→ **EXTRACTED MATERIAL**
▼
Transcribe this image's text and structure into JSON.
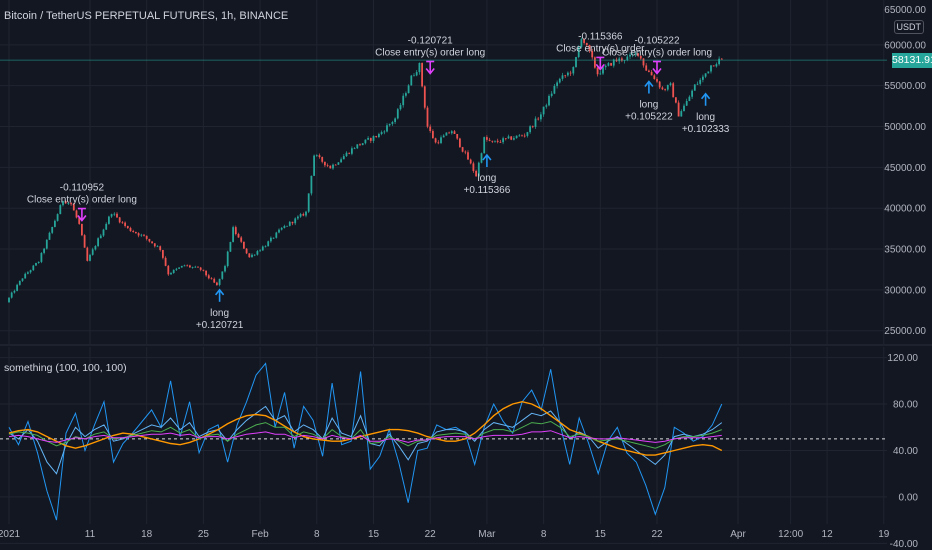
{
  "header": {
    "symbol_title": "Bitcoin / TetherUS PERPETUAL FUTURES, 1h, BINANCE",
    "indicator_title": "something (100, 100, 100)",
    "currency_badge": "USDT",
    "last_price": "58131.91"
  },
  "colors": {
    "background": "#131722",
    "grid": "#1f2430",
    "up_candle": "#26a69a",
    "down_candle": "#ef5350",
    "price_line": "#26a69a",
    "entry_arrow": "#2196f3",
    "exit_marker": "#e040fb",
    "osc_fast": "#2196f3",
    "osc_mid": "#64b5f6",
    "osc_orange": "#ff9800",
    "osc_green": "#4caf50",
    "osc_purple": "#e040fb",
    "midline": "#ffffff"
  },
  "chart_data": [
    {
      "type": "candlestick",
      "title": "Bitcoin / TetherUS PERPETUAL FUTURES, 1h, BINANCE",
      "y_axis_ticks": [
        "25000.00",
        "30000.00",
        "35000.00",
        "40000.00",
        "45000.00",
        "50000.00",
        "55000.00",
        "60000.00"
      ],
      "x_axis_ticks": [
        "2021",
        "11",
        "18",
        "25",
        "Feb",
        "8",
        "15",
        "22",
        "Mar",
        "8",
        "15",
        "22",
        "Apr",
        "12:00",
        "12",
        "19"
      ],
      "ylim": [
        23500,
        65000
      ],
      "last_price": 58131.91,
      "price_path": [
        [
          "2021-01-01",
          28500
        ],
        [
          "2021-01-03",
          31500
        ],
        [
          "2021-01-05",
          33500
        ],
        [
          "2021-01-06",
          36000
        ],
        [
          "2021-01-08",
          41000
        ],
        [
          "2021-01-09",
          40500
        ],
        [
          "2021-01-10",
          38000
        ],
        [
          "2021-01-11",
          33500
        ],
        [
          "2021-01-12",
          35500
        ],
        [
          "2021-01-14",
          39500
        ],
        [
          "2021-01-16",
          37500
        ],
        [
          "2021-01-18",
          36500
        ],
        [
          "2021-01-20",
          35000
        ],
        [
          "2021-01-21",
          32000
        ],
        [
          "2021-01-23",
          33000
        ],
        [
          "2021-01-25",
          32500
        ],
        [
          "2021-01-27",
          30500
        ],
        [
          "2021-01-28",
          33000
        ],
        [
          "2021-01-29",
          37500
        ],
        [
          "2021-01-31",
          34000
        ],
        [
          "2021-02-02",
          35500
        ],
        [
          "2021-02-04",
          37500
        ],
        [
          "2021-02-07",
          39500
        ],
        [
          "2021-02-08",
          46500
        ],
        [
          "2021-02-10",
          45000
        ],
        [
          "2021-02-13",
          47500
        ],
        [
          "2021-02-16",
          49000
        ],
        [
          "2021-02-18",
          51000
        ],
        [
          "2021-02-20",
          56000
        ],
        [
          "2021-02-21",
          57500
        ],
        [
          "2021-02-22",
          50000
        ],
        [
          "2021-02-23",
          48000
        ],
        [
          "2021-02-25",
          49500
        ],
        [
          "2021-02-27",
          46000
        ],
        [
          "2021-02-28",
          44000
        ],
        [
          "2021-03-01",
          48500
        ],
        [
          "2021-03-02",
          48000
        ],
        [
          "2021-03-04",
          48500
        ],
        [
          "2021-03-06",
          49000
        ],
        [
          "2021-03-08",
          51500
        ],
        [
          "2021-03-10",
          55500
        ],
        [
          "2021-03-12",
          57000
        ],
        [
          "2021-03-13",
          61000
        ],
        [
          "2021-03-14",
          59000
        ],
        [
          "2021-03-15",
          56500
        ],
        [
          "2021-03-17",
          58000
        ],
        [
          "2021-03-19",
          58500
        ],
        [
          "2021-03-20",
          59000
        ],
        [
          "2021-03-21",
          57000
        ],
        [
          "2021-03-22",
          56000
        ],
        [
          "2021-03-23",
          54500
        ],
        [
          "2021-03-24",
          55000
        ],
        [
          "2021-03-25",
          51500
        ],
        [
          "2021-03-26",
          53000
        ],
        [
          "2021-03-27",
          55000
        ],
        [
          "2021-03-28",
          56000
        ],
        [
          "2021-03-29",
          57500
        ],
        [
          "2021-03-30",
          58131.91
        ]
      ],
      "annotations": [
        {
          "kind": "exit",
          "date": "2021-01-10",
          "price": 38000,
          "lines": [
            "-0.110952",
            "Close entry(s) order long"
          ]
        },
        {
          "kind": "entry",
          "date": "2021-01-27",
          "price": 30500,
          "lines": [
            "long",
            "+0.120721"
          ]
        },
        {
          "kind": "exit",
          "date": "2021-02-22",
          "price": 56000,
          "lines": [
            "-0.120721",
            "Close entry(s) order long"
          ]
        },
        {
          "kind": "entry",
          "date": "2021-03-01",
          "price": 47000,
          "lines": [
            "long",
            "+0.115366"
          ]
        },
        {
          "kind": "exit",
          "date": "2021-03-15",
          "price": 56500,
          "lines": [
            "-0.115366",
            "Close entry(s) order"
          ]
        },
        {
          "kind": "entry",
          "date": "2021-03-21",
          "price": 56000,
          "lines": [
            "long",
            "+0.105222"
          ]
        },
        {
          "kind": "exit",
          "date": "2021-03-22",
          "price": 56000,
          "lines": [
            "-0.105222",
            "Close entry(s) order long"
          ]
        },
        {
          "kind": "entry",
          "date": "2021-03-28",
          "price": 54500,
          "lines": [
            "long",
            "+0.102333"
          ]
        }
      ]
    },
    {
      "type": "line",
      "title": "something (100, 100, 100)",
      "y_axis_ticks": [
        "-40.00",
        "0.00",
        "40.00",
        "80.00",
        "120.00"
      ],
      "ylim": [
        -44,
        130
      ],
      "midline": 50,
      "series": [
        {
          "color": "#2196f3",
          "values": [
            60,
            45,
            65,
            38,
            5,
            -20,
            55,
            72,
            40,
            62,
            82,
            30,
            46,
            55,
            65,
            75,
            60,
            100,
            52,
            82,
            38,
            58,
            62,
            30,
            62,
            82,
            105,
            115,
            60,
            90,
            42,
            78,
            66,
            35,
            98,
            45,
            48,
            108,
            24,
            35,
            58,
            30,
            -5,
            40,
            42,
            62,
            58,
            60,
            55,
            28,
            60,
            80,
            65,
            55,
            82,
            92,
            75,
            110,
            62,
            28,
            68,
            46,
            20,
            48,
            60,
            38,
            30,
            10,
            -15,
            8,
            60,
            55,
            48,
            52,
            62,
            80
          ]
        },
        {
          "color": "#64b5f6",
          "values": [
            55,
            50,
            58,
            48,
            30,
            20,
            45,
            60,
            52,
            58,
            62,
            48,
            50,
            54,
            58,
            62,
            60,
            68,
            58,
            64,
            52,
            56,
            58,
            48,
            58,
            66,
            72,
            78,
            66,
            70,
            56,
            62,
            58,
            50,
            68,
            55,
            52,
            70,
            46,
            44,
            54,
            44,
            32,
            46,
            48,
            56,
            58,
            58,
            56,
            48,
            58,
            64,
            62,
            60,
            66,
            72,
            70,
            74,
            64,
            50,
            56,
            52,
            42,
            48,
            52,
            46,
            40,
            34,
            28,
            36,
            52,
            54,
            52,
            54,
            58,
            64
          ]
        },
        {
          "color": "#ff9800",
          "values": [
            55,
            57,
            58,
            56,
            52,
            48,
            44,
            42,
            44,
            47,
            50,
            53,
            55,
            54,
            52,
            50,
            48,
            46,
            45,
            47,
            50,
            54,
            58,
            63,
            67,
            70,
            71,
            70,
            66,
            61,
            56,
            52,
            50,
            49,
            48,
            48,
            50,
            52,
            54,
            56,
            58,
            58,
            57,
            55,
            52,
            50,
            48,
            48,
            50,
            55,
            62,
            70,
            76,
            80,
            82,
            80,
            76,
            70,
            64,
            58,
            55,
            52,
            48,
            45,
            42,
            40,
            38,
            36,
            36,
            38,
            40,
            42,
            44,
            45,
            44,
            40
          ]
        },
        {
          "color": "#4caf50",
          "values": [
            54,
            56,
            55,
            53,
            48,
            44,
            47,
            52,
            50,
            54,
            56,
            50,
            51,
            53,
            55,
            57,
            56,
            60,
            55,
            58,
            50,
            53,
            54,
            48,
            54,
            58,
            62,
            64,
            60,
            60,
            52,
            56,
            54,
            50,
            58,
            52,
            50,
            58,
            46,
            47,
            52,
            48,
            44,
            48,
            49,
            53,
            54,
            55,
            54,
            50,
            55,
            58,
            58,
            56,
            60,
            64,
            63,
            65,
            60,
            52,
            54,
            52,
            48,
            49,
            50,
            48,
            46,
            44,
            42,
            45,
            50,
            52,
            52,
            53,
            55,
            58
          ]
        },
        {
          "color": "#e040fb",
          "values": [
            52,
            53,
            52,
            50,
            48,
            47,
            49,
            51,
            50,
            52,
            53,
            51,
            51,
            52,
            53,
            54,
            54,
            55,
            53,
            54,
            51,
            52,
            52,
            50,
            52,
            54,
            55,
            56,
            54,
            54,
            51,
            53,
            52,
            50,
            53,
            51,
            50,
            53,
            48,
            48,
            50,
            49,
            47,
            49,
            49,
            51,
            52,
            52,
            52,
            50,
            52,
            53,
            53,
            53,
            54,
            56,
            56,
            57,
            54,
            51,
            52,
            51,
            50,
            50,
            51,
            50,
            49,
            48,
            47,
            48,
            50,
            51,
            51,
            51,
            52,
            53
          ]
        }
      ]
    }
  ]
}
▲
→ **DIRECTION**
Give only the number of lines in the material above that include the word "something".

→ **REPLY TO THE TASK**
2